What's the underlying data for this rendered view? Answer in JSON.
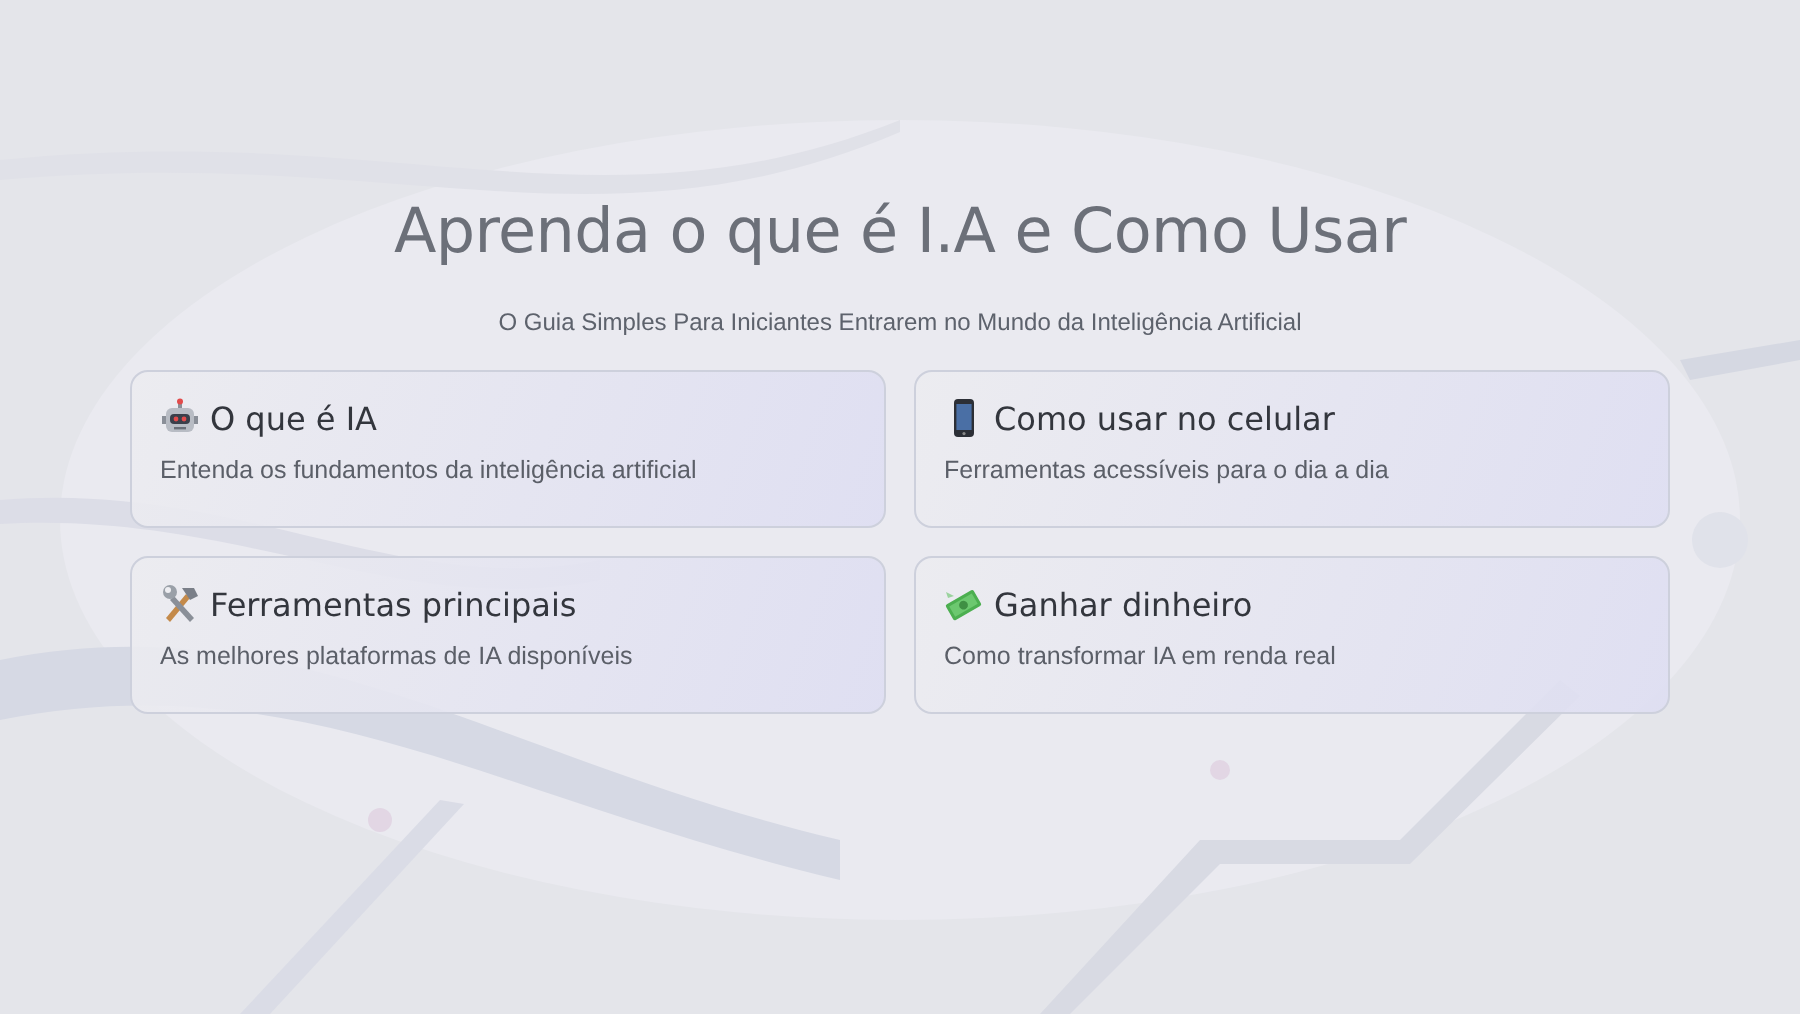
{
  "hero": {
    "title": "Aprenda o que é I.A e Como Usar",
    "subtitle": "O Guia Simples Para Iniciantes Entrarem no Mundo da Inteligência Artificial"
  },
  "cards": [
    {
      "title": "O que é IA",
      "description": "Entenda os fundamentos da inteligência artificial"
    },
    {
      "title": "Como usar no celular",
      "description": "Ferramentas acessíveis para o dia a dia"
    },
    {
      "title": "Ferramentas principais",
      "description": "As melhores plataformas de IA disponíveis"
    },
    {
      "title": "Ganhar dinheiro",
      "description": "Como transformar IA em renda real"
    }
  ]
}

----------------

* TASK TO CARRY OUT
Without the pictures, transcribe the listing above exactly.

* RESULT
What's the underlying data for this rendered view? Answer in JSON.
{
  "hero": {
    "title": "Aprenda o que é I.A e Como Usar",
    "subtitle": "O Guia Simples Para Iniciantes Entrarem no Mundo da Inteligência Artificial"
  },
  "cards": [
    {
      "title": "O que é IA",
      "description": "Entenda os fundamentos da inteligência artificial"
    },
    {
      "title": "Como usar no celular",
      "description": "Ferramentas acessíveis para o dia a dia"
    },
    {
      "title": "Ferramentas principais",
      "description": "As melhores plataformas de IA disponíveis"
    },
    {
      "title": "Ganhar dinheiro",
      "description": "Como transformar IA em renda real"
    }
  ]
}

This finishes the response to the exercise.